(Lines of data)
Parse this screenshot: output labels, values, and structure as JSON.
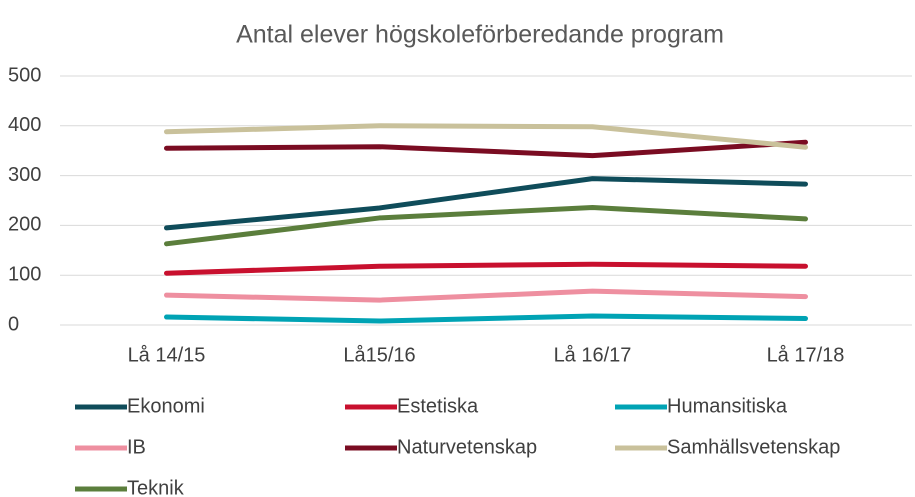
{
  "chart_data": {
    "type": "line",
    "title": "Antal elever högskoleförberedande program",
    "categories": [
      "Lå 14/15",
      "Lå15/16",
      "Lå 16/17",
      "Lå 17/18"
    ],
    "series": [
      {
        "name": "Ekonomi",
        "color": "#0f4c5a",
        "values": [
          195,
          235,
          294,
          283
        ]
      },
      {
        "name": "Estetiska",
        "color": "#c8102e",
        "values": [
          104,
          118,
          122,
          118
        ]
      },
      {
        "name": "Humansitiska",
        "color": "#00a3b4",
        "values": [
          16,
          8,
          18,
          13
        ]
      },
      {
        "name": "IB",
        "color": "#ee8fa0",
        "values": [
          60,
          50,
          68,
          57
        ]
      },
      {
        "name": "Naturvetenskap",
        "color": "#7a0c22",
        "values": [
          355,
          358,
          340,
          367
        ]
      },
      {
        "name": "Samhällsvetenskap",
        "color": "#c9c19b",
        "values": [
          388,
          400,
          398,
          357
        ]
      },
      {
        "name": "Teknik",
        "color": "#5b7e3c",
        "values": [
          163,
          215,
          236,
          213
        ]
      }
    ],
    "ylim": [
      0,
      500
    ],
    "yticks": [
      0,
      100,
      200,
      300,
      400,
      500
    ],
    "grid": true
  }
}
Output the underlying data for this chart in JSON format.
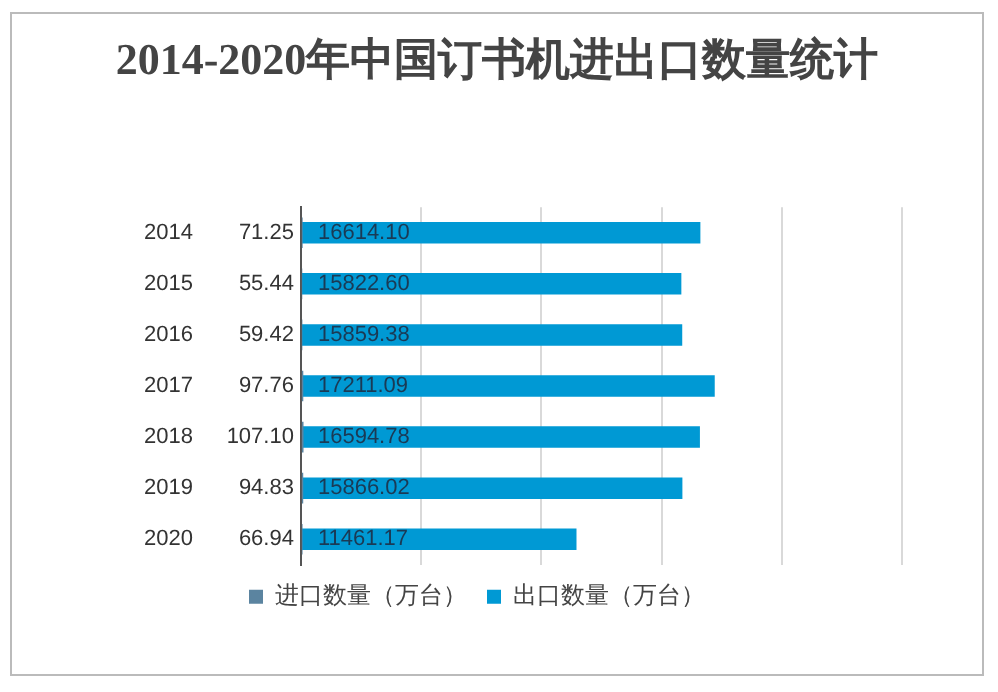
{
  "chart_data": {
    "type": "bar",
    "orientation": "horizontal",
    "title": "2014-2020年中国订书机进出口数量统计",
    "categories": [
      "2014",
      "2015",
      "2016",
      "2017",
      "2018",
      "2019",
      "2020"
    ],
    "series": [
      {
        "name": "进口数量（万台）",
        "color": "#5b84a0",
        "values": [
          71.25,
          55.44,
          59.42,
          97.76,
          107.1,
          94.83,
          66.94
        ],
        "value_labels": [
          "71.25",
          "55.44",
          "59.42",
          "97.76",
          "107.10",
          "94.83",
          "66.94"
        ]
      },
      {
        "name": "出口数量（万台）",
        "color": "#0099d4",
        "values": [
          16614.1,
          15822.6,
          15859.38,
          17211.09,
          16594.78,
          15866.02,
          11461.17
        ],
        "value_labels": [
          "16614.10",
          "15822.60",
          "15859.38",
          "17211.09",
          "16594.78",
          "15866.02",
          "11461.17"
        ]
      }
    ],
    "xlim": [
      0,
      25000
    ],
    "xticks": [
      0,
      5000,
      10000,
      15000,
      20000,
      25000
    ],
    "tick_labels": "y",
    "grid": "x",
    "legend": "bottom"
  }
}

What is required
Look through the entries and find each line that has the string "JSON". Copy those lines.

Exercise result
Parse this screenshot: output labels, values, and structure as JSON.
Output the underlying data for this chart in JSON format.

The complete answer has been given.